§ WHAT THE TASK ASKS: Wherever the word "screenshot" shows up in a line, please copy that line.

* start DATA PROVIDED *

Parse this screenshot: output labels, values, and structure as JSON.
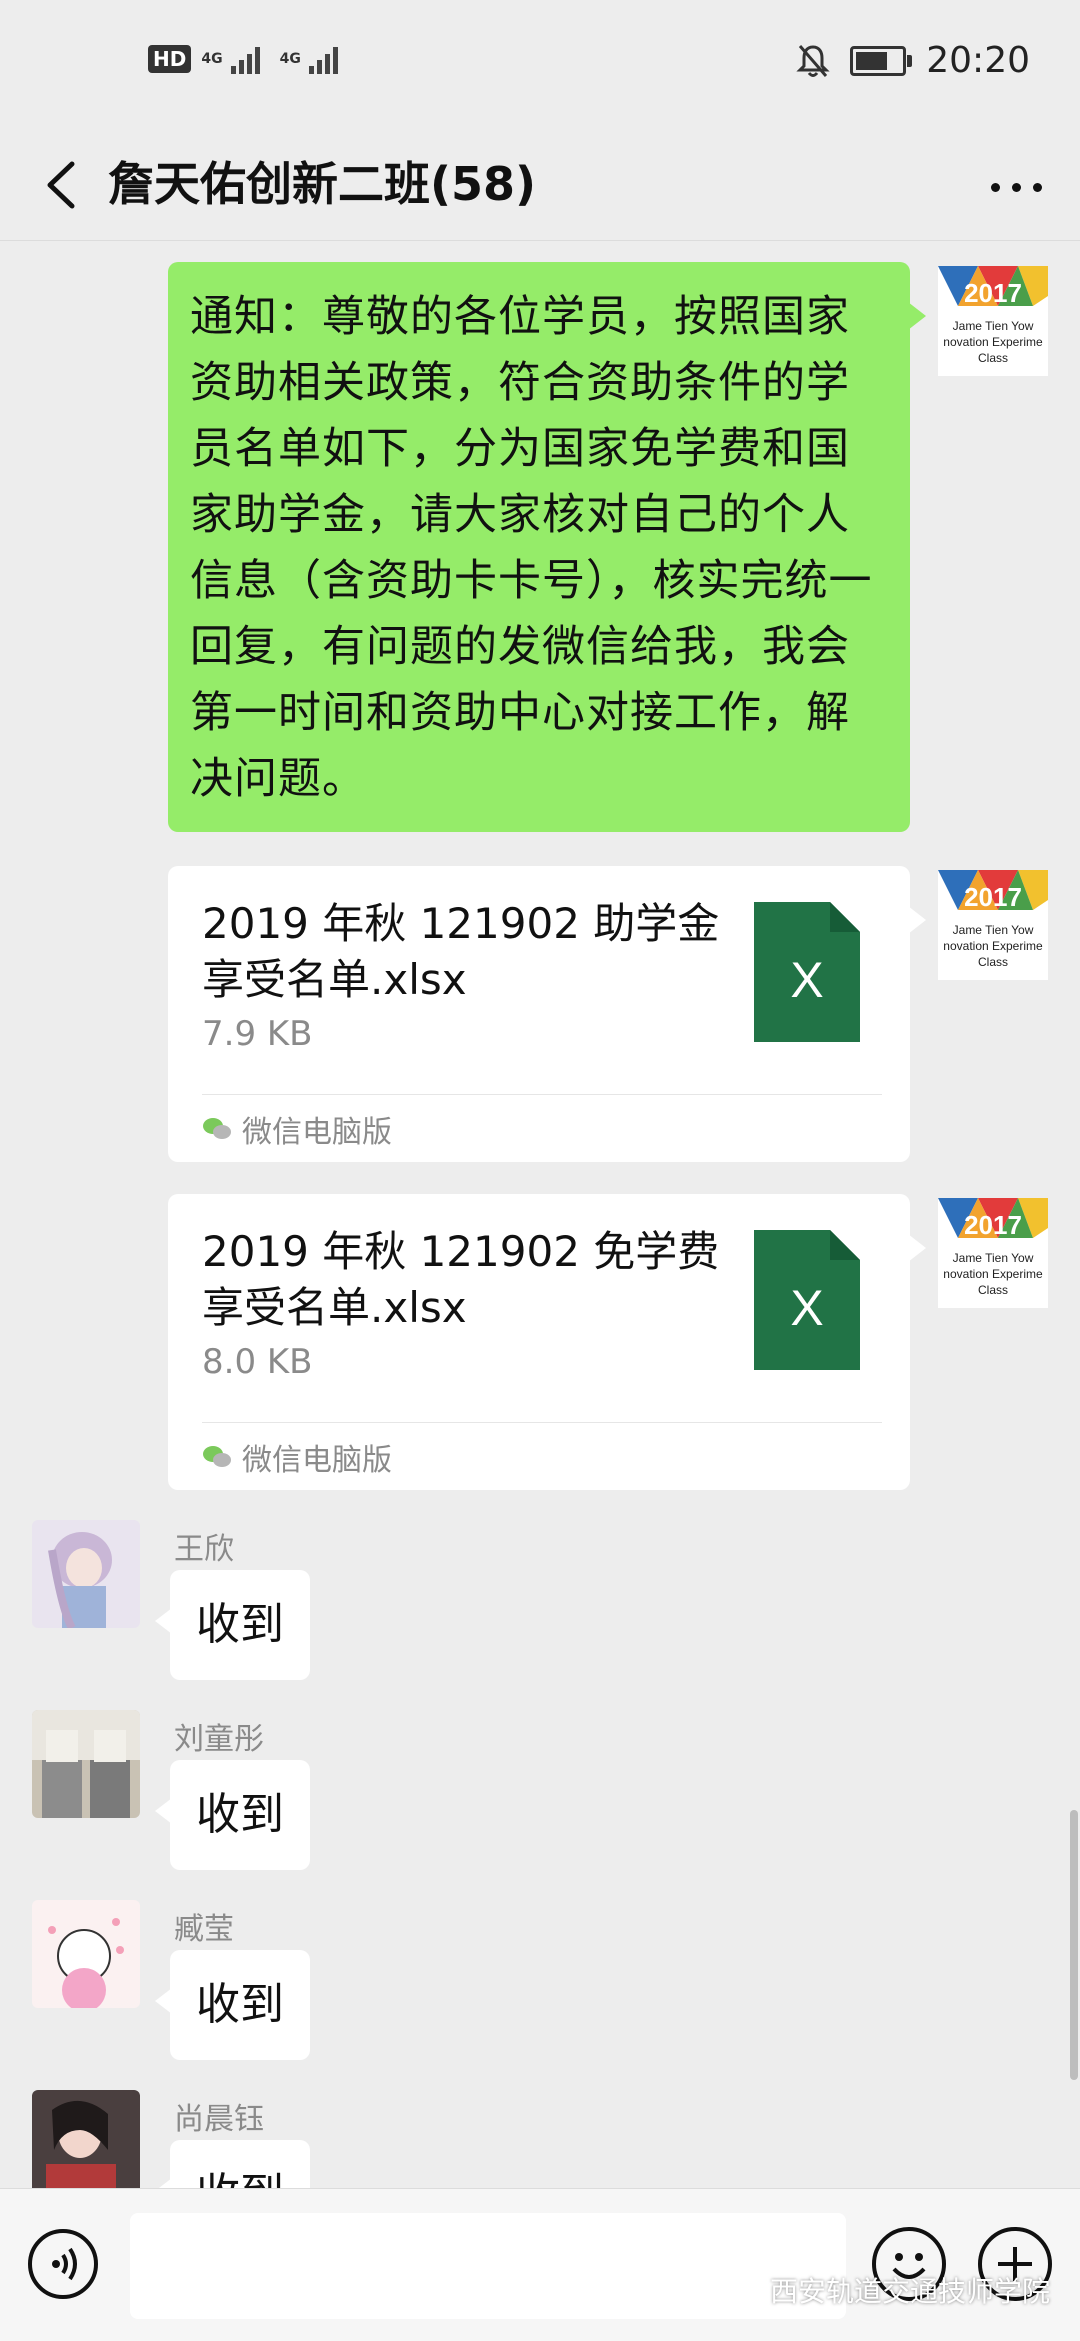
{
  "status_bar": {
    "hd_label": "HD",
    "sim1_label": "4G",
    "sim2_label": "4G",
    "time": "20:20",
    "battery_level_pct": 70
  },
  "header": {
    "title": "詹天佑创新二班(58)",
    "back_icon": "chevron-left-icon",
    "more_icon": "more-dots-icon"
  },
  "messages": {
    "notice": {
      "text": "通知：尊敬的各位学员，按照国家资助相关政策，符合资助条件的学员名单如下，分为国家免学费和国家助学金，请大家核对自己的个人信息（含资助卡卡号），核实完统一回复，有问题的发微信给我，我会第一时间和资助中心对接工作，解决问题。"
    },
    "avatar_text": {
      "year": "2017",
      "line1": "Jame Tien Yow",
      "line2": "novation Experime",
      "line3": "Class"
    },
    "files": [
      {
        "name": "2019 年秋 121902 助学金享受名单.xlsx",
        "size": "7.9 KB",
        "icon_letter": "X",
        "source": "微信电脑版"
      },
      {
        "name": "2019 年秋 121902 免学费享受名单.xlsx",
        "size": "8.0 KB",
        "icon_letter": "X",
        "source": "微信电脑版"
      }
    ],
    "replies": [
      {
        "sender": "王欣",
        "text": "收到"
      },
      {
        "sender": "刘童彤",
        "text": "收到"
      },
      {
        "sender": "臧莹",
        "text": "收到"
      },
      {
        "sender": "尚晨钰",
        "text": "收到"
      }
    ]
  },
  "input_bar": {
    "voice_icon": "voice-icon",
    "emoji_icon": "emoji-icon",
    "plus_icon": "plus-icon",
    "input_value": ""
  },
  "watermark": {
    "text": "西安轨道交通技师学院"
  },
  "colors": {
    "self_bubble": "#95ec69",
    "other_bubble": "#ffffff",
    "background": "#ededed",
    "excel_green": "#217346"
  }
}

* end DATA PROVIDED *
* start DATA PROVIDED *

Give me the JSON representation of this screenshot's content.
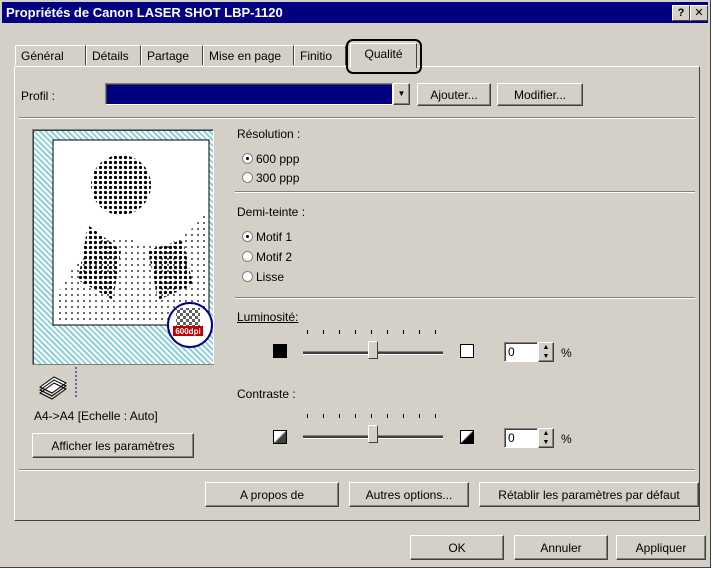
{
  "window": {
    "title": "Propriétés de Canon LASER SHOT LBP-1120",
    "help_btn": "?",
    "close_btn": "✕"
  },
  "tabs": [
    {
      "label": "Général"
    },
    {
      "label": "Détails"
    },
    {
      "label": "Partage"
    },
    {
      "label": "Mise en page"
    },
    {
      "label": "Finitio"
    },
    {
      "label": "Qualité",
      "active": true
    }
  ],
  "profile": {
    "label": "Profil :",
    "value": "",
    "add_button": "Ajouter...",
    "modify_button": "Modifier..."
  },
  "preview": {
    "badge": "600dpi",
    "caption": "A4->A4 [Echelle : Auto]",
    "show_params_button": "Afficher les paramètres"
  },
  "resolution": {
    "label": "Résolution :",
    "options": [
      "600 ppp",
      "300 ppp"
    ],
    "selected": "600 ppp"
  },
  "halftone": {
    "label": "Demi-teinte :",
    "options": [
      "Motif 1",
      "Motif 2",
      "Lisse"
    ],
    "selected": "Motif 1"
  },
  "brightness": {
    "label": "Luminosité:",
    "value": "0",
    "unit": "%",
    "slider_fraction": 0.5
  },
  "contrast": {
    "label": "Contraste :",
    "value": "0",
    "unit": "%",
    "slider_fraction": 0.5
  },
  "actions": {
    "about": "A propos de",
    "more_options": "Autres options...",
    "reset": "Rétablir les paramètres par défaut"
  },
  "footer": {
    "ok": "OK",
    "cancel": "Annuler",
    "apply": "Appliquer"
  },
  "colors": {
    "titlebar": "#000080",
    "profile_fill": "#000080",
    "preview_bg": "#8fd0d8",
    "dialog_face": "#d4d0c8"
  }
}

* end DATA PROVIDED *

§ PROBLEM SOLUTION:
Parse this screenshot: output labels, values, and structure as JSON.
Give me the JSON representation of this screenshot's content.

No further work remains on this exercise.